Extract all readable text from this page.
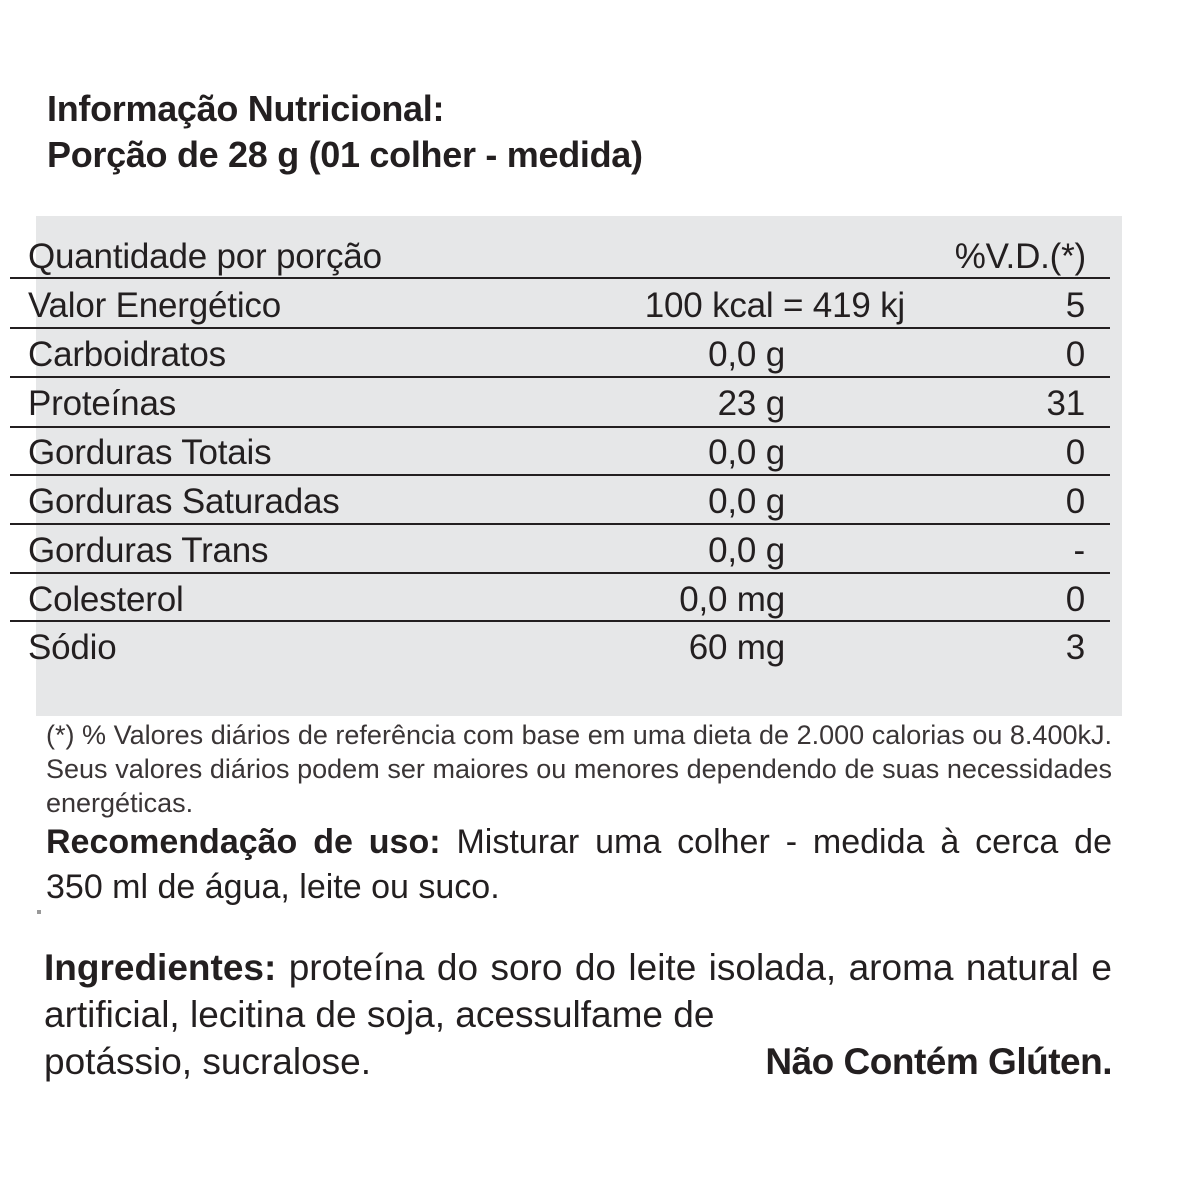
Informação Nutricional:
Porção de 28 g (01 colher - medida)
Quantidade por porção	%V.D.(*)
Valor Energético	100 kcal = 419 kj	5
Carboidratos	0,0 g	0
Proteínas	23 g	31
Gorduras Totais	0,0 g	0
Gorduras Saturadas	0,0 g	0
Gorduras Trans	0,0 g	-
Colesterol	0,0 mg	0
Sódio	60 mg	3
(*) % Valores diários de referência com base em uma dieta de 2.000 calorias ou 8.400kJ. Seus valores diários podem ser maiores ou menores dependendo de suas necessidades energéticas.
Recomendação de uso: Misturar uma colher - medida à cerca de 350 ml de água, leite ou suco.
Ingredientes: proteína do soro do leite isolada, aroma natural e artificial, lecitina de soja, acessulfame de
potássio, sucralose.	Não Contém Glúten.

══════════════════════════════

> **SET PROBLEM**
Images in the data above are to be skipped. Retype all other material exactly.

> **WRITTEN SOLUTION**
Extract all readable text from this page.
Informação Nutricional:
Porção de 28 g (01 colher - medida)
Quantidade por porção	%V.D.(*)
Valor Energético	100 kcal = 419 kj	5
Carboidratos	0,0 g	0
Proteínas	23 g	31
Gorduras Totais	0,0 g	0
Gorduras Saturadas	0,0 g	0
Gorduras Trans	0,0 g	-
Colesterol	0,0 mg	0
Sódio	60 mg	3
(*) % Valores diários de referência com base em uma dieta de 2.000 calorias ou 8.400kJ. Seus valores diários podem ser maiores ou menores dependendo de suas necessidades energéticas.
Recomendação de uso: Misturar uma colher - medida à cerca de 350 ml de água, leite ou suco.
Ingredientes: proteína do soro do leite isolada, aroma natural e artificial, lecitina de soja, acessulfame de
potássio, sucralose.	Não Contém Glúten.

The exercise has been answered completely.